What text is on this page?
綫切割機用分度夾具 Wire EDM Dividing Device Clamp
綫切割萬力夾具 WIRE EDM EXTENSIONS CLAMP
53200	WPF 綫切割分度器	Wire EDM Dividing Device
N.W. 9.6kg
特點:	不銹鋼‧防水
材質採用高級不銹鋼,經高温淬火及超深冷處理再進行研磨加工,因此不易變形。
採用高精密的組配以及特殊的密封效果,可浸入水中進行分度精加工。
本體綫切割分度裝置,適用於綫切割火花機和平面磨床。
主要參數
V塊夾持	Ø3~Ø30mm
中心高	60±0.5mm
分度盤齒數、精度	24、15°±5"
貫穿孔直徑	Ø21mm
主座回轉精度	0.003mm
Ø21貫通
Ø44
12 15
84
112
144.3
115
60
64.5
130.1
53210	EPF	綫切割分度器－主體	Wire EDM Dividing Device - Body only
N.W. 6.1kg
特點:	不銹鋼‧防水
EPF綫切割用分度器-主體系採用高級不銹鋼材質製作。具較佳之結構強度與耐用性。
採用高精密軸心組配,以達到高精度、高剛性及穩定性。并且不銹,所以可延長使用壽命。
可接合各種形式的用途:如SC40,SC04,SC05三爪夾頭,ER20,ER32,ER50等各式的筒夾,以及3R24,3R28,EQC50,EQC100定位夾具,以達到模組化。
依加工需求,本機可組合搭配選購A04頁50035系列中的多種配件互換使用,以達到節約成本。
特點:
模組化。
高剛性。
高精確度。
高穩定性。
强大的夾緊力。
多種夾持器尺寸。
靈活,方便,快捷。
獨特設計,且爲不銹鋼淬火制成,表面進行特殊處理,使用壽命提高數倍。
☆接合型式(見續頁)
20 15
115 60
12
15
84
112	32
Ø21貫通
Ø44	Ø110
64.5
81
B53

# # # # # # #

= INSTRUCTIONS TO FOLLOW =
Using the listing above, reproduce each line without omission.

= WRITTEN ANSWER =
What text is on this page?
綫切割機用分度夾具 Wire EDM Dividing Device Clamp
綫切割萬力夾具 WIRE EDM EXTENSIONS CLAMP
53200	WPF 綫切割分度器	Wire EDM Dividing Device
N.W. 9.6kg
特點:	不銹鋼‧防水
材質採用高級不銹鋼,經高温淬火及超深冷處理再進行研磨加工,因此不易變形。
採用高精密的組配以及特殊的密封效果,可浸入水中進行分度精加工。
本體綫切割分度裝置,適用於綫切割火花機和平面磨床。
主要參數
V塊夾持	Ø3~Ø30mm
中心高	60±0.5mm
分度盤齒數、精度	24、15°±5"
貫穿孔直徑	Ø21mm
主座回轉精度	0.003mm
Ø21貫通
Ø44
12 15
84
112
144.3
115
60
64.5
130.1
53210	EPF	綫切割分度器－主體	Wire EDM Dividing Device - Body only
N.W. 6.1kg
特點:	不銹鋼‧防水
EPF綫切割用分度器-主體系採用高級不銹鋼材質製作。具較佳之結構強度與耐用性。
採用高精密軸心組配,以達到高精度、高剛性及穩定性。并且不銹,所以可延長使用壽命。
可接合各種形式的用途:如SC40,SC04,SC05三爪夾頭,ER20,ER32,ER50等各式的筒夾,以及3R24,3R28,EQC50,EQC100定位夾具,以達到模組化。
依加工需求,本機可組合搭配選購A04頁50035系列中的多種配件互換使用,以達到節約成本。
特點:
模組化。
高剛性。
高精確度。
高穩定性。
强大的夾緊力。
多種夾持器尺寸。
靈活,方便,快捷。
獨特設計,且爲不銹鋼淬火制成,表面進行特殊處理,使用壽命提高數倍。
☆接合型式(見續頁)
20 15
115 60
12
15
84
112	32
Ø21貫通
Ø44	Ø110
64.5
81
B53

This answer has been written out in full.